Problem to solve: Write the line that includes "OCR this image." and all subsequent lines, exactly as written, and nothing more.
>> start Records to use
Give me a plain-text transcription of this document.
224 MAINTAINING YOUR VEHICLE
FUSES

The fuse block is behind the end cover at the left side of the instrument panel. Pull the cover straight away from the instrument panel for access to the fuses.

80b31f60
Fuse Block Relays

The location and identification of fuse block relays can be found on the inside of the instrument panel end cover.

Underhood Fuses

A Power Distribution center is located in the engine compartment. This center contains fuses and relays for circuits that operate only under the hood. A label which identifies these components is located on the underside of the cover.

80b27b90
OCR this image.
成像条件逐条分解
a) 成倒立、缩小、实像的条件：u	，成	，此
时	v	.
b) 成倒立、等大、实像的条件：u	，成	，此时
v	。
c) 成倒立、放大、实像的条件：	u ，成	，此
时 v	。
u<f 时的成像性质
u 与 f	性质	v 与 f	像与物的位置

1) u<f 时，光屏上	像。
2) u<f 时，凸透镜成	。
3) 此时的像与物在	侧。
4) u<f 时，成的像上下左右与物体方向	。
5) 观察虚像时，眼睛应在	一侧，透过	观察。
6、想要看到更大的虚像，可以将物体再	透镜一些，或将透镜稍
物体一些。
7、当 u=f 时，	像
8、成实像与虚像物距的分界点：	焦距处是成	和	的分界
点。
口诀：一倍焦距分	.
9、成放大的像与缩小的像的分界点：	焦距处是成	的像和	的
>> end Records to use
Result of this task:
OCR this image.
成像条件逐条分解
a) 成倒立、缩小、实像的条件：u	，成	，此
时	v	.
b) 成倒立、等大、实像的条件：u	，成	，此时
v	。
c) 成倒立、放大、实像的条件：	u ，成	，此
时 v	。
u<f 时的成像性质
u 与 f	性质	v 与 f	像与物的位置

1) u<f 时，光屏上	像。
2) u<f 时，凸透镜成	。
3) 此时的像与物在	侧。
4) u<f 时，成的像上下左右与物体方向	。
5) 观察虚像时，眼睛应在	一侧，透过	观察。
6、想要看到更大的虚像，可以将物体再	透镜一些，或将透镜稍
物体一些。
7、当 u=f 时，	像
8、成实像与虚像物距的分界点：	焦距处是成	和	的分界
点。
口诀：一倍焦距分	.
9、成放大的像与缩小的像的分界点：	焦距处是成	的像和	的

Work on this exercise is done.